▶ Short task
Go through the material below and copy each line where the word "color" appears.

▶ Data shown
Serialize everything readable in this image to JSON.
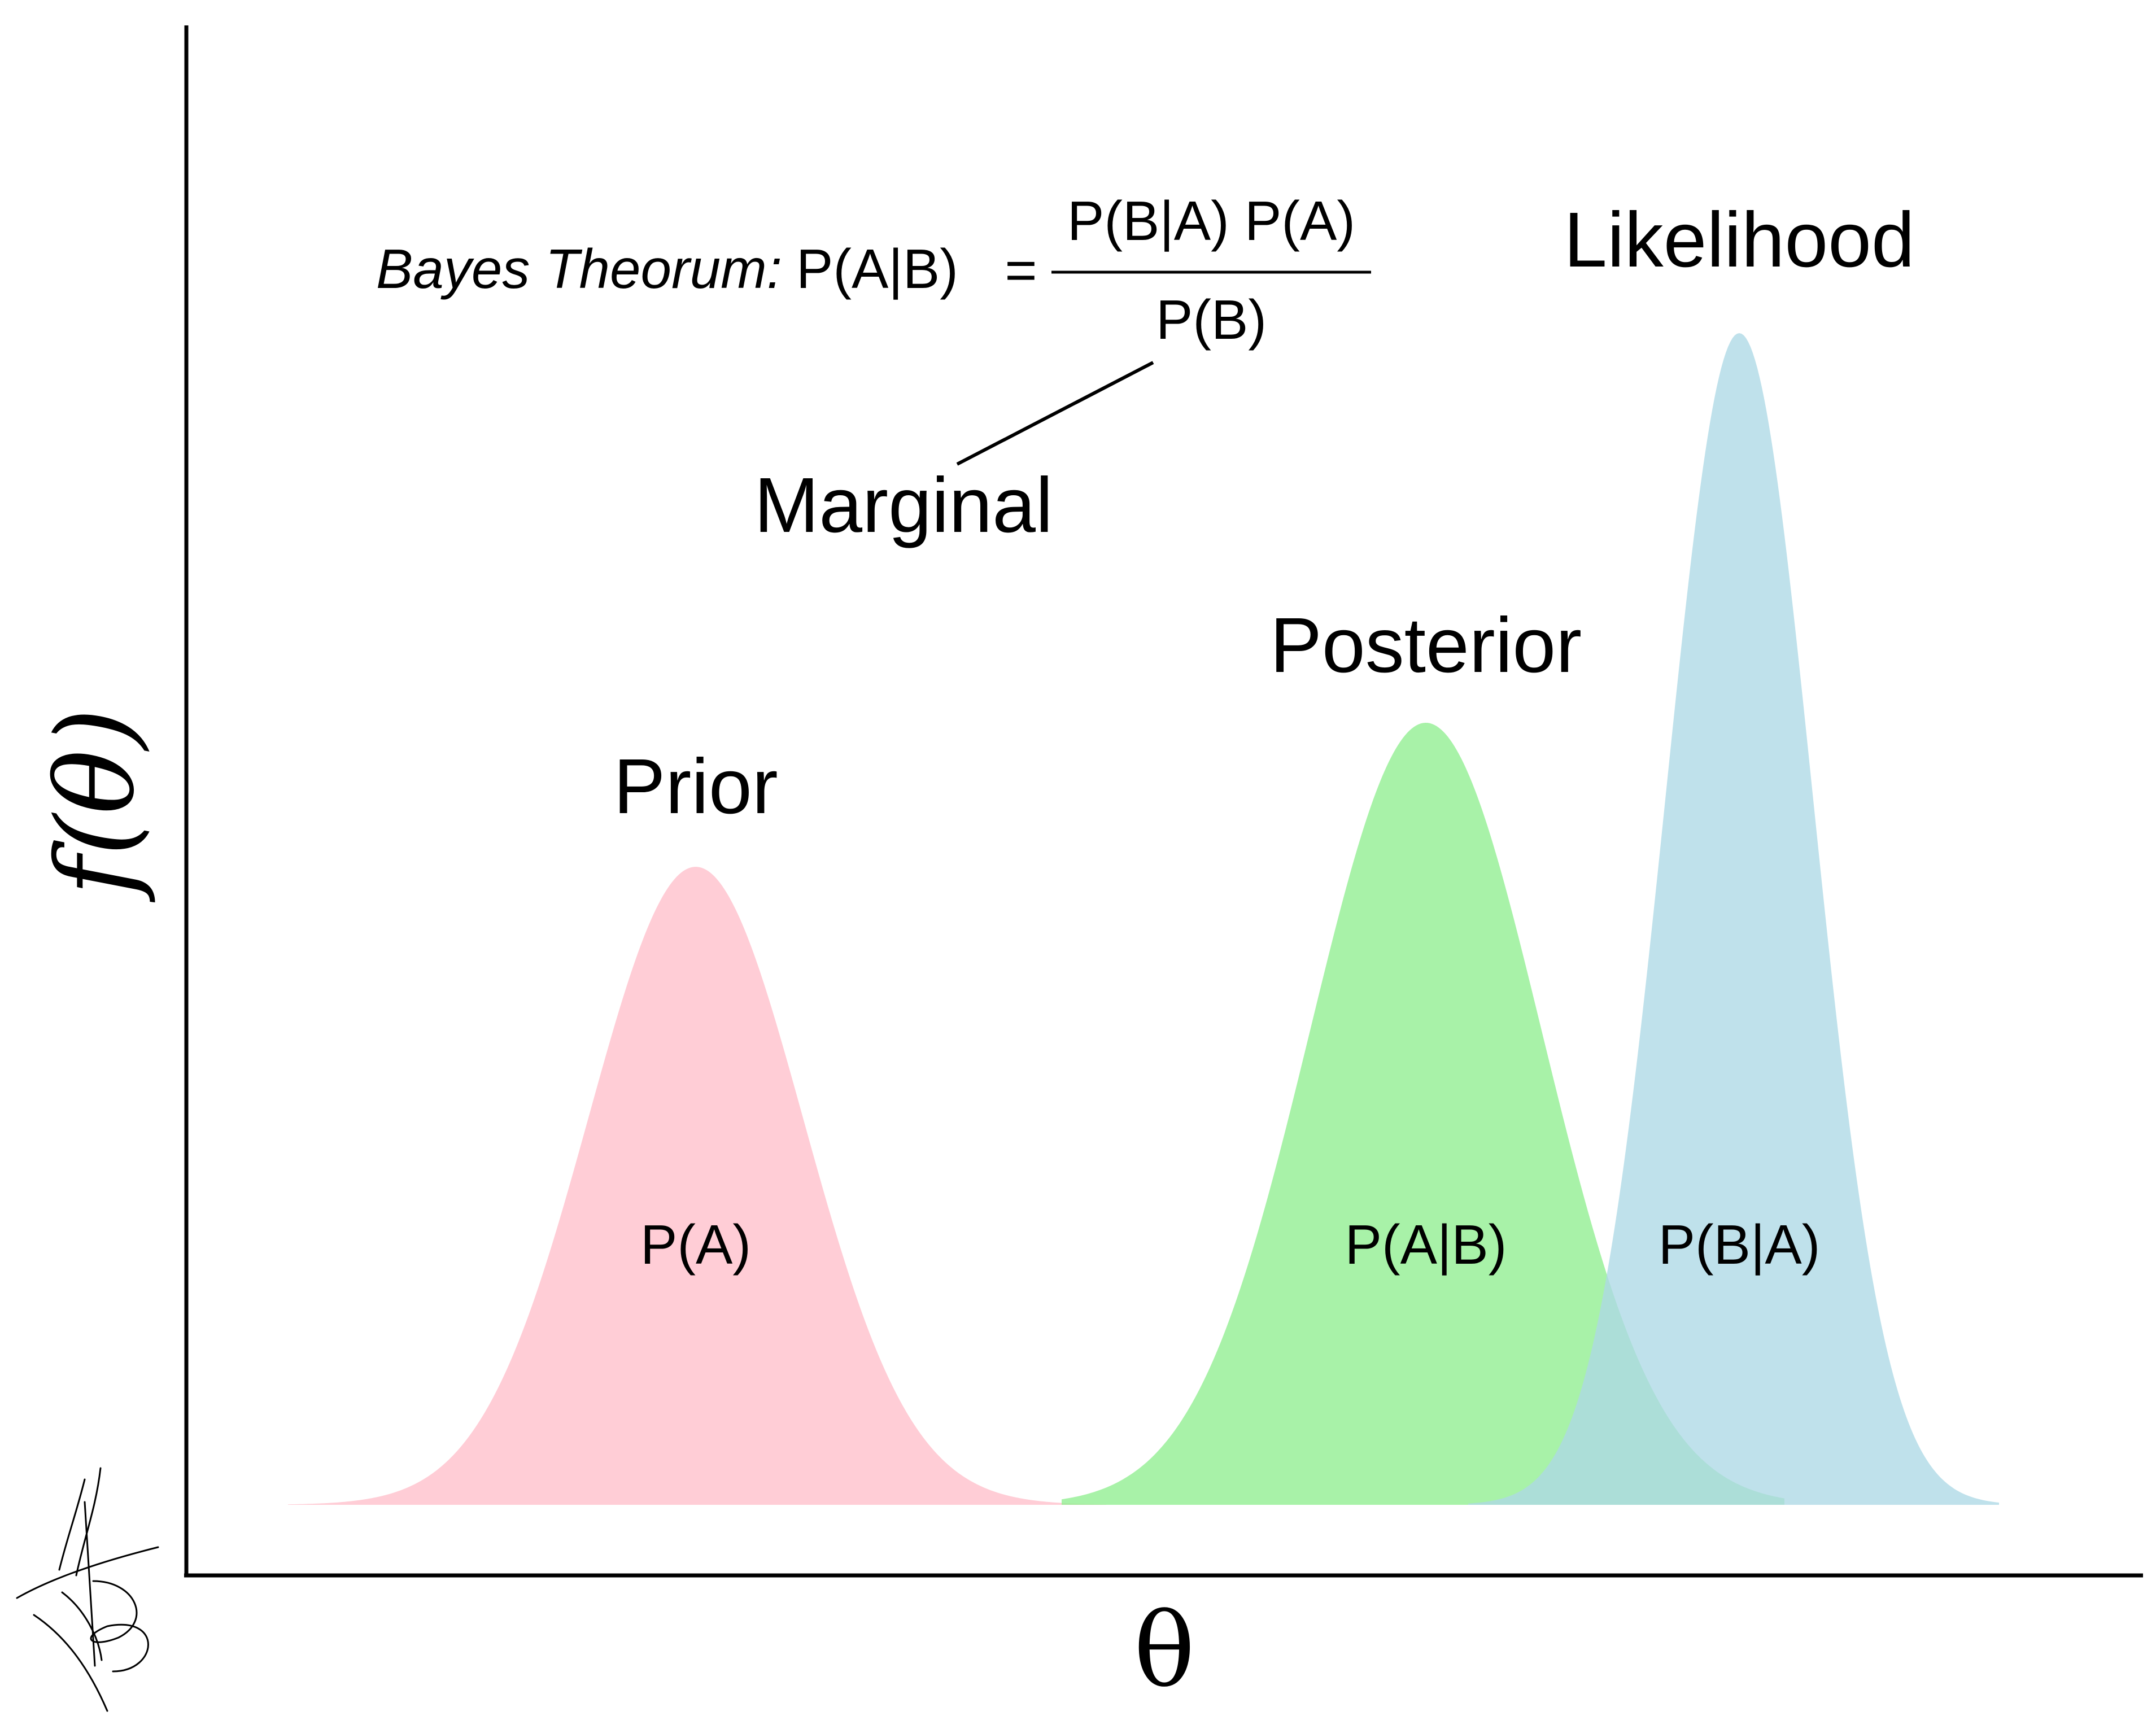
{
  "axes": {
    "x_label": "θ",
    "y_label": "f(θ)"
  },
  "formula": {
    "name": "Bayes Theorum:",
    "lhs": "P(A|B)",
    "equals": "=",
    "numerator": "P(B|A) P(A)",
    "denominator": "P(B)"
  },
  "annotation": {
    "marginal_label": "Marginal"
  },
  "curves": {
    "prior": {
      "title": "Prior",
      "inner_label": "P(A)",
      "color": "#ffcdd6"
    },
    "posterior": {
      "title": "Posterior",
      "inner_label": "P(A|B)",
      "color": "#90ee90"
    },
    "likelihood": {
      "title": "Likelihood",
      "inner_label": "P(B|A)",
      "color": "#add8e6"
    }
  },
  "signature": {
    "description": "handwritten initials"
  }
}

▶ Answer to the task
      "color": "#ffcdd6"
      "color": "#90ee90"
      "color": "#add8e6"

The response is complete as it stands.